Material provided
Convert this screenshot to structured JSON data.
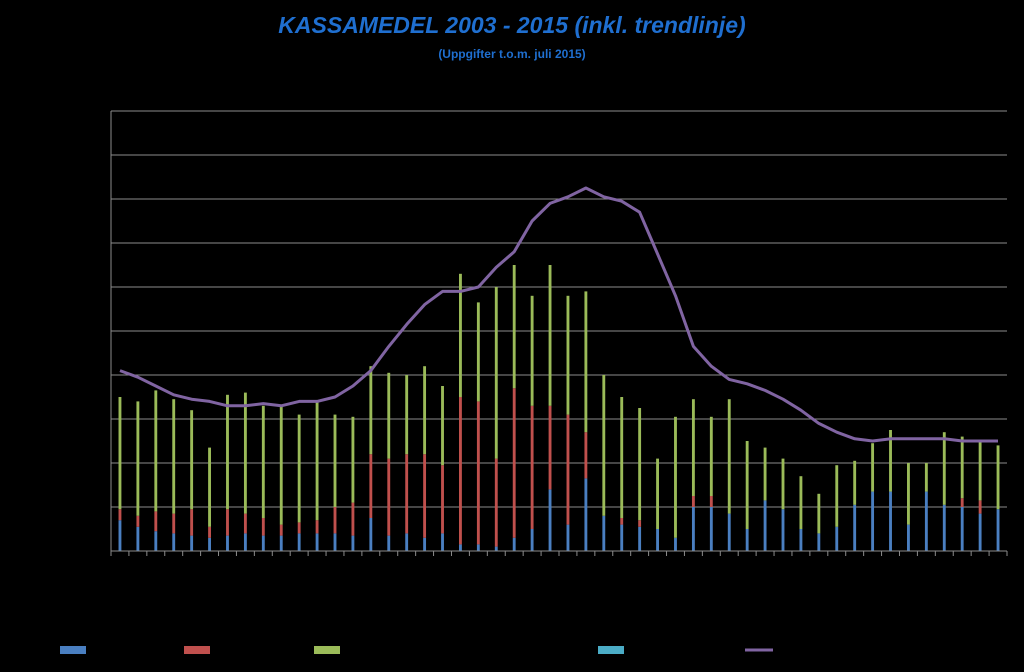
{
  "chart_data": {
    "type": "bar",
    "title": "KASSAMEDEL 2003 - 2015 (inkl. trendlinje)",
    "subtitle": "(Uppgifter t.o.m. juli 2015)",
    "stacked": true,
    "ylim": [
      0,
      10
    ],
    "grid": true,
    "legend": "bottom",
    "series": [
      {
        "color": "#4a7fc1",
        "values": [
          0.7,
          0.55,
          0.45,
          0.4,
          0.35,
          0.3,
          0.35,
          0.4,
          0.35,
          0.35,
          0.4,
          0.4,
          0.4,
          0.35,
          0.75,
          0.35,
          0.4,
          0.3,
          0.4,
          0.15,
          0.15,
          0.1,
          0.3,
          0.5,
          1.4,
          0.6,
          1.65,
          0.8,
          0.6,
          0.55,
          0.5,
          0.3,
          1.0,
          1.0,
          0.85,
          0.5,
          1.15,
          0.95,
          0.5,
          0.4,
          0.55,
          1.05,
          1.35,
          1.35,
          0.6,
          1.35,
          1.05,
          1.0,
          0.85,
          0.95
        ]
      },
      {
        "color": "#c0504d",
        "values": [
          0.25,
          0.25,
          0.45,
          0.45,
          0.6,
          0.25,
          0.6,
          0.45,
          0.4,
          0.25,
          0.25,
          0.3,
          0.6,
          0.75,
          1.45,
          1.75,
          1.8,
          1.9,
          1.55,
          3.35,
          3.25,
          2.0,
          3.4,
          2.8,
          1.9,
          2.5,
          1.05,
          0.0,
          0.15,
          0.15,
          0.0,
          0.0,
          0.25,
          0.25,
          0.0,
          0.0,
          0.0,
          0.0,
          0.0,
          0.0,
          0.0,
          0.0,
          0.0,
          0.0,
          0.0,
          0.0,
          0.0,
          0.2,
          0.3,
          0.0
        ]
      },
      {
        "color": "#9bbb59",
        "values": [
          2.55,
          2.6,
          2.75,
          2.6,
          2.25,
          1.8,
          2.6,
          2.75,
          2.55,
          2.7,
          2.45,
          2.7,
          2.1,
          1.95,
          2.0,
          1.95,
          1.8,
          2.0,
          1.8,
          2.8,
          2.25,
          3.9,
          2.8,
          2.5,
          3.2,
          2.7,
          3.2,
          3.2,
          2.75,
          2.55,
          1.6,
          2.75,
          2.2,
          1.8,
          2.6,
          2.0,
          1.2,
          1.15,
          1.2,
          0.9,
          1.4,
          1.0,
          1.1,
          1.4,
          1.4,
          0.65,
          1.65,
          1.4,
          1.35,
          1.45
        ]
      },
      {
        "color": "#4bacc6",
        "values": []
      }
    ],
    "trend": {
      "color": "#8064a2",
      "values": [
        4.1,
        3.95,
        3.75,
        3.55,
        3.45,
        3.4,
        3.3,
        3.3,
        3.35,
        3.3,
        3.4,
        3.4,
        3.5,
        3.75,
        4.1,
        4.65,
        5.15,
        5.6,
        5.9,
        5.9,
        6.0,
        6.45,
        6.8,
        7.5,
        7.9,
        8.05,
        8.25,
        8.05,
        7.95,
        7.7,
        6.75,
        5.8,
        4.65,
        4.2,
        3.9,
        3.8,
        3.65,
        3.45,
        3.2,
        2.9,
        2.7,
        2.55,
        2.5,
        2.55,
        2.55,
        2.55,
        2.55,
        2.5,
        2.5,
        2.5
      ]
    }
  }
}
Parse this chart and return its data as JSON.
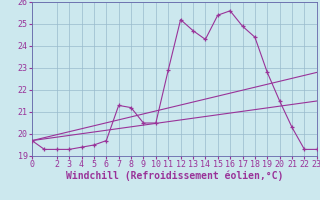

Task to carry out
The records above are to be restated exactly, without their pictures.

Answer to this task
Convert this screenshot to structured JSON data.
{
  "chart_data": {
    "type": "bar",
    "title": "KASSAMEDEL 2003 - 2015 (inkl. trendlinje)",
    "subtitle": "(Uppgifter t.o.m. juli 2015)",
    "stacked": true,
    "ylim": [
      0,
      10
    ],
    "grid": true,
    "legend": "bottom",
    "series": [
      {
        "color": "#4a7fc1",
        "values": [
          0.7,
          0.55,
          0.45,
          0.4,
          0.35,
          0.3,
          0.35,
          0.4,
          0.35,
          0.35,
          0.4,
          0.4,
          0.4,
          0.35,
          0.75,
          0.35,
          0.4,
          0.3,
          0.4,
          0.15,
          0.15,
          0.1,
          0.3,
          0.5,
          1.4,
          0.6,
          1.65,
          0.8,
          0.6,
          0.55,
          0.5,
          0.3,
          1.0,
          1.0,
          0.85,
          0.5,
          1.15,
          0.95,
          0.5,
          0.4,
          0.55,
          1.05,
          1.35,
          1.35,
          0.6,
          1.35,
          1.05,
          1.0,
          0.85,
          0.95
        ]
      },
      {
        "color": "#c0504d",
        "values": [
          0.25,
          0.25,
          0.45,
          0.45,
          0.6,
          0.25,
          0.6,
          0.45,
          0.4,
          0.25,
          0.25,
          0.3,
          0.6,
          0.75,
          1.45,
          1.75,
          1.8,
          1.9,
          1.55,
          3.35,
          3.25,
          2.0,
          3.4,
          2.8,
          1.9,
          2.5,
          1.05,
          0.0,
          0.15,
          0.15,
          0.0,
          0.0,
          0.25,
          0.25,
          0.0,
          0.0,
          0.0,
          0.0,
          0.0,
          0.0,
          0.0,
          0.0,
          0.0,
          0.0,
          0.0,
          0.0,
          0.0,
          0.2,
          0.3,
          0.0
        ]
      },
      {
        "color": "#9bbb59",
        "values": [
          2.55,
          2.6,
          2.75,
          2.6,
          2.25,
          1.8,
          2.6,
          2.75,
          2.55,
          2.7,
          2.45,
          2.7,
          2.1,
          1.95,
          2.0,
          1.95,
          1.8,
          2.0,
          1.8,
          2.8,
          2.25,
          3.9,
          2.8,
          2.5,
          3.2,
          2.7,
          3.2,
          3.2,
          2.75,
          2.55,
          1.6,
          2.75,
          2.2,
          1.8,
          2.6,
          2.0,
          1.2,
          1.15,
          1.2,
          0.9,
          1.4,
          1.0,
          1.1,
          1.4,
          1.4,
          0.65,
          1.65,
          1.4,
          1.35,
          1.45
        ]
      },
      {
        "color": "#4bacc6",
        "values": []
      }
    ],
    "trend": {
      "color": "#8064a2",
      "values": [
        4.1,
        3.95,
        3.75,
        3.55,
        3.45,
        3.4,
        3.3,
        3.3,
        3.35,
        3.3,
        3.4,
        3.4,
        3.5,
        3.75,
        4.1,
        4.65,
        5.15,
        5.6,
        5.9,
        5.9,
        6.0,
        6.45,
        6.8,
        7.5,
        7.9,
        8.05,
        8.25,
        8.05,
        7.95,
        7.7,
        6.75,
        5.8,
        4.65,
        4.2,
        3.9,
        3.8,
        3.65,
        3.45,
        3.2,
        2.9,
        2.7,
        2.55,
        2.5,
        2.55,
        2.55,
        2.55,
        2.55,
        2.5,
        2.5,
        2.5
      ]
    }
  }
}
Parse this chart and return its data as JSON.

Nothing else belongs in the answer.